>> Begin

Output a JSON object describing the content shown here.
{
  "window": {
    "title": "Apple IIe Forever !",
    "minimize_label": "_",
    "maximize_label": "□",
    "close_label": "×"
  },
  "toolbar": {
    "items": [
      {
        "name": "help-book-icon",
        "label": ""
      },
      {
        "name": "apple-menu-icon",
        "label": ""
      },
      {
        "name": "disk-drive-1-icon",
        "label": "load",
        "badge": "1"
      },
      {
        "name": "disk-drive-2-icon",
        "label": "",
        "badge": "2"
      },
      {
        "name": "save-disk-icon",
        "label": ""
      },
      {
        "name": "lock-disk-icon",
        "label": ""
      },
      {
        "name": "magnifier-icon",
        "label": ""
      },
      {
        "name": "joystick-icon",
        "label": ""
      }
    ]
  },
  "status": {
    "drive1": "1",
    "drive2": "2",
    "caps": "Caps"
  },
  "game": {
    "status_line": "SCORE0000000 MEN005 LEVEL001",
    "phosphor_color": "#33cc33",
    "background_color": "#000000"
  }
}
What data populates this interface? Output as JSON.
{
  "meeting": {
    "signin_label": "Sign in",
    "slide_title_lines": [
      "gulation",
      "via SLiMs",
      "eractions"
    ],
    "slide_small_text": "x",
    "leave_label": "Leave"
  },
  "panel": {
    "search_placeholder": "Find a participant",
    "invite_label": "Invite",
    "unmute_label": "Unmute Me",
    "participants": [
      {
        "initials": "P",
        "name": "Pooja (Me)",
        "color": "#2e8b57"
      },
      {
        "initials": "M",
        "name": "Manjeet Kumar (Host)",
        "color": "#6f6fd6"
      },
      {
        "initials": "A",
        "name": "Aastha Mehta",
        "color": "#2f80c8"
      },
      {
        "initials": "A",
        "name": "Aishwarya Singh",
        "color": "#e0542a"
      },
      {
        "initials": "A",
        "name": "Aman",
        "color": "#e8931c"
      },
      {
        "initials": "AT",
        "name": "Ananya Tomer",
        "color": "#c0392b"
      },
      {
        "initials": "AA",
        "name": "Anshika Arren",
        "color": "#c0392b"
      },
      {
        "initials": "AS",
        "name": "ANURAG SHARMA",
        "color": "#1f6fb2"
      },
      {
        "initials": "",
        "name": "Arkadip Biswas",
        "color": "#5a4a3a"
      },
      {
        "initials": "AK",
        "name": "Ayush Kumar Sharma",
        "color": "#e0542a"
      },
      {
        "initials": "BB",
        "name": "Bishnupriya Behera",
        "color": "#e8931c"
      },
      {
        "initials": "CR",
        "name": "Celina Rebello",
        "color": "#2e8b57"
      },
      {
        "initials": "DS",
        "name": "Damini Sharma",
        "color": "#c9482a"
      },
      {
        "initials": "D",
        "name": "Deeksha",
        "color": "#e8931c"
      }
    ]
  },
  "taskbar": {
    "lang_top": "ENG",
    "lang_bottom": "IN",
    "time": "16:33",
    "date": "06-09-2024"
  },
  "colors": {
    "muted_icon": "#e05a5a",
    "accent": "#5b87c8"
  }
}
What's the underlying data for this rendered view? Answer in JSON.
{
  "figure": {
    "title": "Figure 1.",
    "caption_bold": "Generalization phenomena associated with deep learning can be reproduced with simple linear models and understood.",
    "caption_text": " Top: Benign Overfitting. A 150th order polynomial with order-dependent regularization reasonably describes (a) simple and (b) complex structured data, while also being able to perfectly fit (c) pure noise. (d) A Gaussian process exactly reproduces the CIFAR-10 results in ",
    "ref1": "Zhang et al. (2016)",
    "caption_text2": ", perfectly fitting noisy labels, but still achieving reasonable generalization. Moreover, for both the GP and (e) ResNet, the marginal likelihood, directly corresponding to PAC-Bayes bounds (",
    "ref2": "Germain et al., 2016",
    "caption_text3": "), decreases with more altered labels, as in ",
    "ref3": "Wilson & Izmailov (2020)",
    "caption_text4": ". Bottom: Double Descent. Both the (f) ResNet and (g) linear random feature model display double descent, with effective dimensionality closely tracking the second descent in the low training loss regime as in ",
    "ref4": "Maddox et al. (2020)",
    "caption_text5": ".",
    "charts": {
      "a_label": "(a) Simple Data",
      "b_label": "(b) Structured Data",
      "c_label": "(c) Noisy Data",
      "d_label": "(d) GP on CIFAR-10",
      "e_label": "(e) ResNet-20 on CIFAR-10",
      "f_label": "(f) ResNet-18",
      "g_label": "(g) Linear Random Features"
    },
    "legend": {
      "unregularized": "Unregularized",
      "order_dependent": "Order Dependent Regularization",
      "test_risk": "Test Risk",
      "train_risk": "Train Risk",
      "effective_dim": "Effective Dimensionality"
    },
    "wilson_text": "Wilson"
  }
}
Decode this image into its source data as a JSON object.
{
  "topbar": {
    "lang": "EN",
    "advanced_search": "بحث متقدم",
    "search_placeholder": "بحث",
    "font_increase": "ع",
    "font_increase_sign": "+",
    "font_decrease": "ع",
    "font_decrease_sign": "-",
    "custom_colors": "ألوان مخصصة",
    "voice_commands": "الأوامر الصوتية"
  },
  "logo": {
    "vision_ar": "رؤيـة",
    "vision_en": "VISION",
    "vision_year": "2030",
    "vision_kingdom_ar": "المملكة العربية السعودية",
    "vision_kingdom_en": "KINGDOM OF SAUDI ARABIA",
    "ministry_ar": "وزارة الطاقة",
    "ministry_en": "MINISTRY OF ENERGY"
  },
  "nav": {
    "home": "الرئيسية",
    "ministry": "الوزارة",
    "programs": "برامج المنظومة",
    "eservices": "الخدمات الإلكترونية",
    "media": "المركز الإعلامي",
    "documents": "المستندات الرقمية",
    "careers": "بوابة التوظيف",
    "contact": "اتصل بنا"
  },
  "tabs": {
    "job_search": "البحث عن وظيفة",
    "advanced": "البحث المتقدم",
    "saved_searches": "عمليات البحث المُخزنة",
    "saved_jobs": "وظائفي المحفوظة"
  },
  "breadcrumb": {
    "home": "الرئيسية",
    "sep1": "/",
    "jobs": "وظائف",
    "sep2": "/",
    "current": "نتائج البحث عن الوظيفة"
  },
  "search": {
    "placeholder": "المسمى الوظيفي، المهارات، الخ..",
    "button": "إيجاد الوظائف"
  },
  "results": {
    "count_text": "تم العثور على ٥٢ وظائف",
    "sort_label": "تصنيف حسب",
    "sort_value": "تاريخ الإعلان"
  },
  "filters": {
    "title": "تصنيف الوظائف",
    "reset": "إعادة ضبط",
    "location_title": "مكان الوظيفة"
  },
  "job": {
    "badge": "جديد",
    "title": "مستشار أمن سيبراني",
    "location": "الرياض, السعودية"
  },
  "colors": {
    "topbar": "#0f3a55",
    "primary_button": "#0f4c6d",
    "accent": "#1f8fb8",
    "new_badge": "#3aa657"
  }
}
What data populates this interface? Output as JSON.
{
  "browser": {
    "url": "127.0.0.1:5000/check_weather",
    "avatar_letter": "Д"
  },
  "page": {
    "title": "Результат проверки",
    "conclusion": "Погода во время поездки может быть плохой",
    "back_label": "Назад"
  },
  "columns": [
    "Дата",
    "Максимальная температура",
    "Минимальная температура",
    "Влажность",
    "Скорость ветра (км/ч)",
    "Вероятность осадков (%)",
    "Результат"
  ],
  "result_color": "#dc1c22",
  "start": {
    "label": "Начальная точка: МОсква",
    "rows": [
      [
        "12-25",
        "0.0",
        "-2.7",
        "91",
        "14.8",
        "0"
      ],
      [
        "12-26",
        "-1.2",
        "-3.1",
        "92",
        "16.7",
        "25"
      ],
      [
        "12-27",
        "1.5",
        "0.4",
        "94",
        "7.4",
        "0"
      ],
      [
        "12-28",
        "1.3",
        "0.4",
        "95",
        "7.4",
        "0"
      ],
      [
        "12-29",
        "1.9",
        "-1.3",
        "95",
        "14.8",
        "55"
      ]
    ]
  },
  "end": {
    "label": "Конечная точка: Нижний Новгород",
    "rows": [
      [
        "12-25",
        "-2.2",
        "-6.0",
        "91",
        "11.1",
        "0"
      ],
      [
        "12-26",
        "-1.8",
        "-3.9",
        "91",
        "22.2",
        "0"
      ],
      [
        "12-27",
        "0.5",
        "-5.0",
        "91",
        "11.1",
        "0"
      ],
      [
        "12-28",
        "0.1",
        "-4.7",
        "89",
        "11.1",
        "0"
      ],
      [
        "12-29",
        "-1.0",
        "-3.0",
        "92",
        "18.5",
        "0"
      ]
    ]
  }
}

>> End

__GOAL__: Pull every line containing "Risk" from the material above.

__COMPLETE OUTPUT__:
      "test_risk": "Test Risk",
      "train_risk": "Train Risk",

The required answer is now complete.